You better off getting done together as the smith can turn the end down to match your barrel profile, however you can buy separately just make sure the brake is threaded in a pitch your barrel can be safely threaded in.
You can as long as there's enough meat in the barrel to be able to thread it to the one that's in the break. Watch out for larger threads like 5/8x24 and bigger if you have a light contour barrel
You can buy the brake first, then supply it with the barrel to have it fitted, presumably not by yourself ?
Make sure the brake you get has the right pilot bore so that can be enlarged to give say a minimum 20 thou clearance ( 10 thou/side ) for the bullet. The brakes pilot bore enlargement step is done with the brake done up on the barrel, in the same lathe setup when the muzzle threads are cut. Then it gets BORED out to final size,
And get a brake with the largest thread size you can get away with, and still have enough of a shoulder for the brake to be screwed up against. Only if your barrel is like a pencil in size will u be forced to cut a really small thread.
Ya see lots of barrels with plenty of meat to fit a larger thread, but they have a stupid small 1/2" thread type.
I have fitted brakes to a couple of my rifles and have set them up - after modifying them - so the crown can be cleaned with the brake on. Seems a no-brainer to do that but some are supplied so you can't clean the crown without removing the brake. That's just another hassle plus the brake soon enough ends up not being indexed properly ( except the radial type ) as the threads wear.

__Listed entries__.
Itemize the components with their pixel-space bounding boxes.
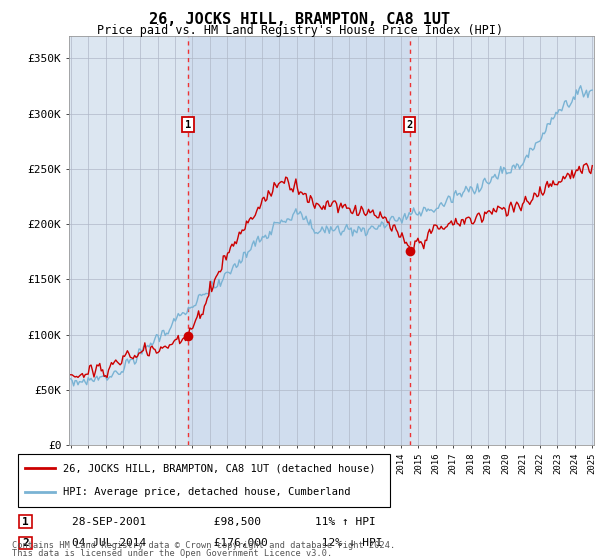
Text: 04-JUL-2014          £176,000        12% ↓ HPI: 04-JUL-2014 £176,000 12% ↓ HPI bbox=[45, 538, 383, 548]
Text: Price paid vs. HM Land Registry's House Price Index (HPI): Price paid vs. HM Land Registry's House … bbox=[97, 24, 503, 37]
Text: HPI: Average price, detached house, Cumberland: HPI: Average price, detached house, Cumb… bbox=[62, 487, 350, 497]
Text: 1: 1 bbox=[22, 517, 29, 526]
Text: This data is licensed under the Open Government Licence v3.0.: This data is licensed under the Open Gov… bbox=[12, 549, 332, 558]
Bar bbox=[188, 36, 410, 445]
Text: 26, JOCKS HILL, BRAMPTON, CA8 1UT: 26, JOCKS HILL, BRAMPTON, CA8 1UT bbox=[149, 12, 451, 27]
Text: 1: 1 bbox=[185, 120, 191, 130]
Text: 26, JOCKS HILL, BRAMPTON, CA8 1UT (detached house): 26, JOCKS HILL, BRAMPTON, CA8 1UT (detac… bbox=[62, 464, 375, 474]
FancyBboxPatch shape bbox=[19, 536, 32, 549]
Text: 2: 2 bbox=[22, 538, 29, 548]
Text: Contains HM Land Registry data © Crown copyright and database right 2024.: Contains HM Land Registry data © Crown c… bbox=[12, 541, 395, 550]
FancyBboxPatch shape bbox=[19, 515, 32, 528]
FancyBboxPatch shape bbox=[18, 454, 390, 507]
Text: 2: 2 bbox=[407, 120, 413, 130]
Text: 28-SEP-2001          £98,500        11% ↑ HPI: 28-SEP-2001 £98,500 11% ↑ HPI bbox=[45, 517, 376, 527]
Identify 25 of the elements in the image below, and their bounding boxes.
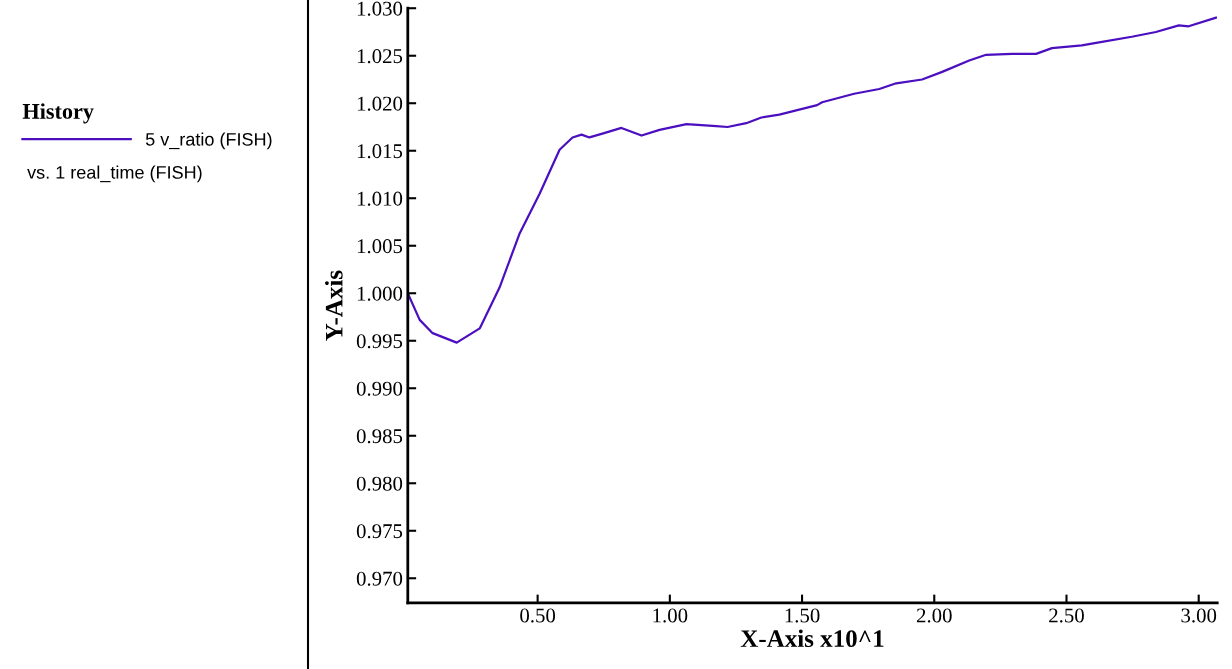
y-tick-label: 1.015 [357, 144, 403, 159]
x-axis-title: X-Axis x10^1 [740, 629, 884, 648]
y-tick-label: 0.975 [356, 524, 403, 539]
line-series [407, 16, 1217, 344]
x-tick-label: 2.00 [916, 608, 952, 623]
y-tick-label: 1.020 [357, 96, 403, 111]
legend-title: History [22, 103, 94, 124]
y-tick-label: 1.005 [357, 239, 403, 254]
x-tick-label: 1.50 [785, 608, 820, 623]
x-tick-label: 1.00 [653, 608, 688, 623]
y-tick-label: 0.970 [356, 571, 403, 586]
x-tick-label: 2.50 [1049, 608, 1084, 623]
y-tick-label: 0.990 [356, 381, 403, 396]
y-tick-label: 0.980 [356, 476, 403, 491]
y-tick-label: 1.030 [357, 1, 403, 16]
text: 5 v_ratio (FISH) [145, 132, 272, 150]
y-tick-label: 1.010 [357, 191, 403, 206]
y-tick-label: 0.985 [356, 429, 403, 444]
y-tick-label: 1.025 [357, 49, 403, 64]
y-tick-label: 1.000 [357, 286, 403, 301]
y-axis-title: Y-Axis [325, 270, 343, 341]
text: vs. 1 real_time (FISH) [27, 165, 202, 183]
y-tick-label: 0.995 [356, 334, 403, 349]
x-tick-label: 0.50 [520, 608, 556, 623]
x-tick-label: 3.00 [1181, 608, 1217, 623]
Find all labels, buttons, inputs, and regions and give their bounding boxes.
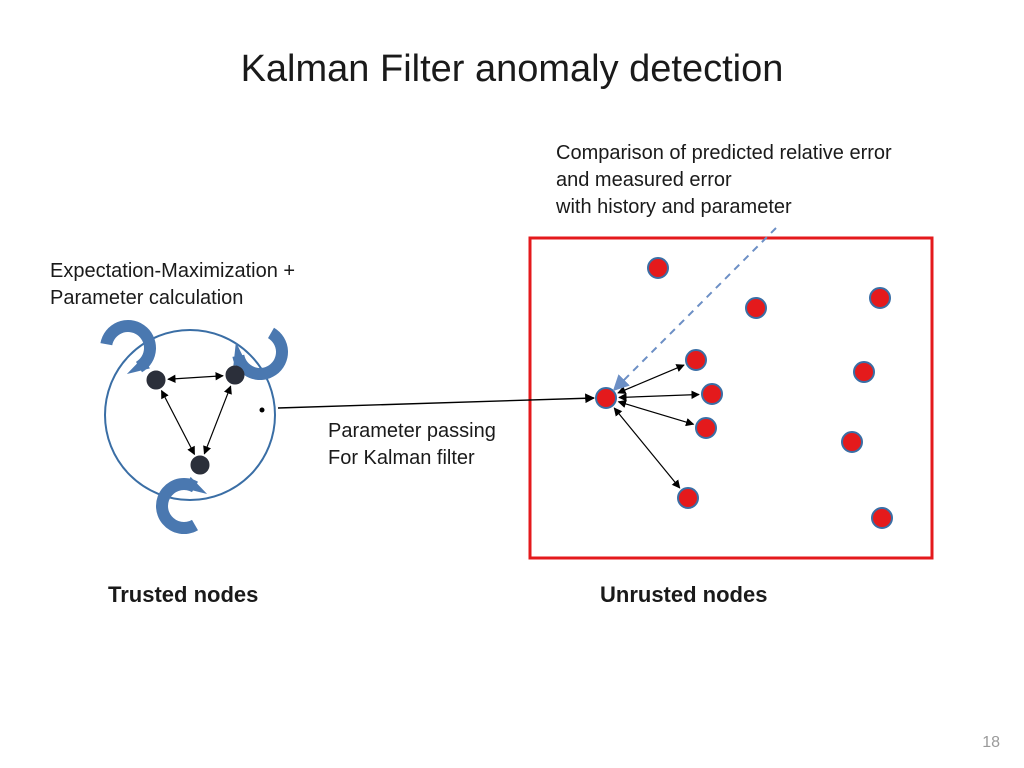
connector-arrows	[278, 228, 776, 408]
diagram-canvas	[0, 0, 1024, 768]
trusted-diagram	[100, 320, 288, 534]
page-number: 18	[982, 734, 1000, 752]
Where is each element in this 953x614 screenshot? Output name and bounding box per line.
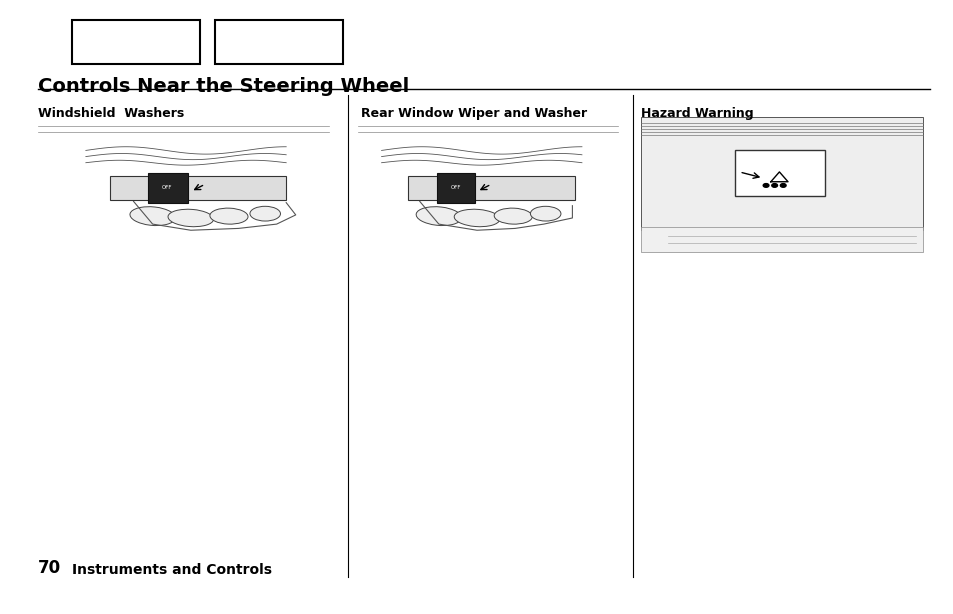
Ellipse shape (494, 208, 532, 224)
Bar (734, 150, 824, 196)
Text: Instruments and Controls: Instruments and Controls (71, 563, 272, 577)
Bar (110, 176, 286, 200)
Bar (214, 20, 343, 64)
Bar (640, 117, 922, 230)
Ellipse shape (530, 206, 560, 221)
Ellipse shape (210, 208, 248, 224)
Text: OFF: OFF (450, 185, 461, 190)
Bar (71, 20, 200, 64)
Text: 70: 70 (38, 559, 61, 577)
Bar (408, 176, 575, 200)
Ellipse shape (250, 206, 280, 221)
Bar (436, 173, 475, 203)
Text: Rear Window Wiper and Washer: Rear Window Wiper and Washer (360, 107, 586, 120)
Ellipse shape (168, 209, 213, 227)
Ellipse shape (454, 209, 499, 227)
Ellipse shape (416, 207, 461, 225)
Circle shape (780, 184, 785, 187)
Text: Controls Near the Steering Wheel: Controls Near the Steering Wheel (38, 77, 409, 96)
Circle shape (762, 184, 768, 187)
Circle shape (771, 184, 777, 187)
Text: Hazard Warning: Hazard Warning (640, 107, 753, 120)
Text: OFF: OFF (161, 185, 172, 190)
Ellipse shape (130, 207, 175, 225)
Bar (148, 173, 188, 203)
Text: Windshield  Washers: Windshield Washers (38, 107, 184, 120)
Bar (640, 227, 922, 252)
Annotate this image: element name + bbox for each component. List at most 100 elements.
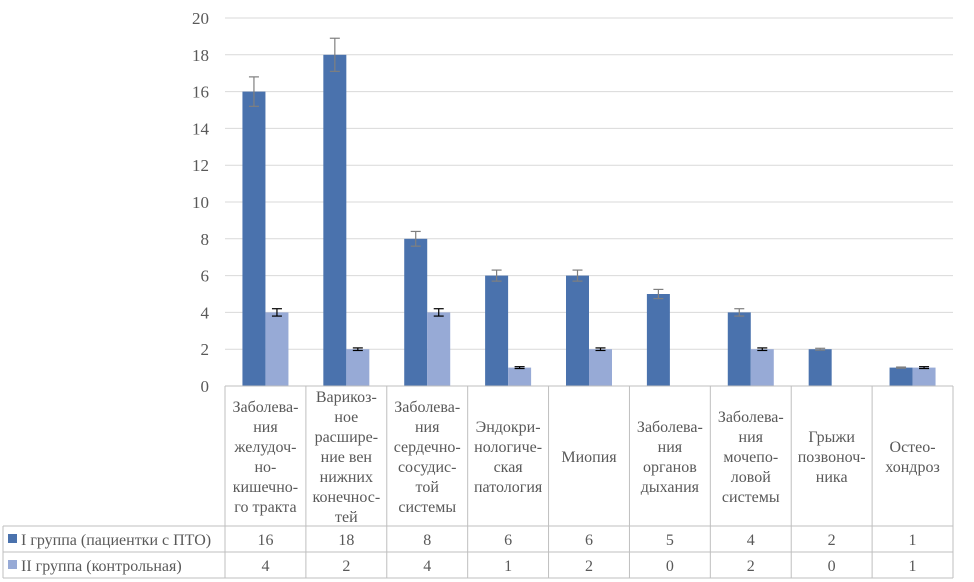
error-bar bbox=[595, 347, 606, 352]
category-label-line: Заболева- bbox=[394, 399, 460, 416]
category-label-line: ская bbox=[494, 459, 524, 476]
table-cell: 2 bbox=[585, 558, 593, 575]
category-label-line: но- bbox=[254, 459, 276, 476]
category-label-line: нижних bbox=[320, 469, 373, 486]
y-tick-label: 6 bbox=[201, 267, 210, 286]
table-cell: 2 bbox=[828, 532, 836, 549]
category-label-line: Остео- bbox=[890, 439, 936, 456]
y-tick-label: 14 bbox=[192, 119, 210, 138]
category-label-line: ловой bbox=[731, 469, 771, 486]
legend-key bbox=[8, 560, 17, 569]
bar bbox=[750, 349, 774, 386]
category-label-line: той bbox=[416, 479, 440, 496]
error-bar bbox=[271, 308, 282, 317]
y-tick-label: 4 bbox=[201, 303, 210, 322]
y-tick-label: 10 bbox=[192, 193, 209, 212]
category-label-line: мочепо- bbox=[723, 449, 778, 466]
bar bbox=[589, 349, 612, 386]
error-bar bbox=[815, 347, 826, 351]
bar bbox=[404, 238, 428, 386]
category-label: Остео-хондроз bbox=[885, 439, 939, 476]
bar bbox=[242, 91, 266, 386]
bar bbox=[566, 275, 589, 386]
category-label-line: расшире- bbox=[315, 429, 379, 446]
table-cell: 0 bbox=[828, 558, 836, 575]
category-label-line: желудоч- bbox=[233, 439, 296, 456]
category-label: Заболева-ния сердечно-сосудис-той системы bbox=[394, 399, 461, 516]
category-label-line: ника bbox=[816, 469, 848, 486]
category-label-line: конечнос- bbox=[312, 489, 380, 506]
error-bar bbox=[352, 347, 363, 352]
y-tick-label: 12 bbox=[192, 156, 209, 175]
category-label-line: Заболева- bbox=[718, 409, 784, 426]
y-tick-label: 8 bbox=[201, 230, 210, 249]
bar bbox=[427, 312, 451, 386]
table-cell: 4 bbox=[261, 558, 269, 575]
table-cell: 0 bbox=[666, 558, 674, 575]
data-table: Заболева-ния желудоч-но-кишечно-го тракта… bbox=[2, 385, 954, 579]
error-bar bbox=[248, 76, 259, 107]
category-label-line: тей bbox=[335, 509, 358, 526]
category-label: Миопия bbox=[561, 449, 617, 466]
bar bbox=[508, 367, 532, 386]
y-axis: 0 2 4 6 8 10 12 14 16 18 20 bbox=[192, 9, 210, 396]
y-tick-label: 0 bbox=[201, 377, 210, 396]
bar bbox=[727, 312, 751, 386]
bar bbox=[889, 367, 913, 386]
category-label-line: дыхания bbox=[641, 479, 700, 496]
error-bar bbox=[919, 366, 930, 370]
category-label-line: Миопия bbox=[561, 449, 617, 466]
table-cell: 4 bbox=[747, 532, 755, 549]
category-label-line: Варикоз- bbox=[316, 389, 377, 406]
category-label-line: патология bbox=[474, 479, 543, 496]
y-tick-label: 2 bbox=[201, 340, 210, 359]
category-label: Варикоз-ное расшире-ние вен нижних конечнос… bbox=[312, 389, 380, 526]
category-label-line: системы bbox=[722, 489, 780, 506]
category-label-line: нологиче- bbox=[474, 439, 542, 456]
table-cell: 1 bbox=[504, 558, 512, 575]
category-label-line: го тракта bbox=[234, 499, 296, 516]
category-label-line: ния bbox=[658, 439, 683, 456]
bar bbox=[808, 349, 832, 386]
category-label-line: ния bbox=[415, 419, 440, 436]
error-bar bbox=[734, 308, 745, 317]
category-label: Заболева-ния органов дыхания bbox=[637, 419, 703, 496]
table-cell: 4 bbox=[423, 558, 431, 575]
error-bar bbox=[491, 269, 502, 282]
bar bbox=[646, 294, 670, 386]
category-label-line: ние вен bbox=[321, 449, 373, 466]
category-label: Заболева-ния желудоч-но-кишечно-го тракта bbox=[232, 399, 298, 516]
category-label: Эндокри-нологиче-ская патология bbox=[474, 419, 543, 496]
table-cell: 5 bbox=[666, 532, 674, 549]
y-tick-label: 20 bbox=[192, 9, 209, 28]
category-label-line: хондроз bbox=[885, 459, 939, 476]
bar bbox=[912, 367, 936, 386]
bars bbox=[242, 54, 936, 387]
legend-key bbox=[8, 534, 17, 543]
table-cell: 6 bbox=[585, 532, 593, 549]
category-label-line: ное bbox=[334, 409, 358, 426]
error-bars bbox=[248, 37, 930, 370]
category-label-line: системы bbox=[398, 499, 456, 516]
category-label: Грыжи позвоноч-ника bbox=[798, 429, 866, 486]
error-bar bbox=[410, 230, 421, 247]
y-tick-label: 16 bbox=[192, 83, 209, 102]
category-label-line: Заболева- bbox=[232, 399, 298, 416]
bar bbox=[323, 54, 347, 387]
legend-label: II группа (контрольная) bbox=[21, 558, 182, 575]
category-label-line: органов bbox=[643, 459, 697, 476]
category-label-line: кишечно- bbox=[233, 479, 298, 496]
bar bbox=[346, 349, 370, 386]
y-tick-label: 18 bbox=[192, 46, 209, 65]
error-bar bbox=[514, 366, 525, 370]
table-cell: 16 bbox=[257, 532, 273, 549]
table-cell: 6 bbox=[504, 532, 512, 549]
category-label: Заболева-ния мочепо-ловой системы bbox=[718, 409, 784, 506]
error-bar bbox=[896, 366, 907, 369]
table-cell: 8 bbox=[423, 532, 431, 549]
category-label-line: позвоноч- bbox=[798, 449, 866, 466]
category-label-line: ния bbox=[253, 419, 278, 436]
category-label-line: сосудис- bbox=[398, 459, 457, 476]
error-bar bbox=[572, 269, 583, 282]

__Request A__. Do these statements agree with the muzzle brake discussion? Answer yes or no for each, and quote the words of the text that decide it. (i) The pilot bore of the brake is enlarged while the brake is done up on the barrel. (ii) The text advises choosing a brake with the smallest thread size possible. (iii) Radial brakes also end up not being indexed properly as the threads wear.
__Request B__. Copy the part of the muzzle brake discussion that opens with the words containing "You better off" and closes with "by yourself ?", and switch "smith" to "gunsmith".

__Expected output A__.
(i) Yes: "The brakes pilot bore enlargement step is done with the brake done up on the barrel"
(ii) No: "get a brake with the largest thread size you can get away with"
(iii) No: "the brake soon enough ends up not being indexed properly ( except the radial type ) as the threads wear"

__Expected output B__.
You better off getting done together as the gunsmith can turn the end down to match your barrel profile, however you can buy separately just make sure the brake is threaded in a pitch your barrel can be safely threaded in.
You can as long as there's enough meat in the barrel to be able to thread it to the one that's in the break. Watch out for larger threads like 5/8x24 and bigger if you have a light contour barrel
You can buy the brake first, then supply it with the barrel to have it fitted, presumably not by yourself ?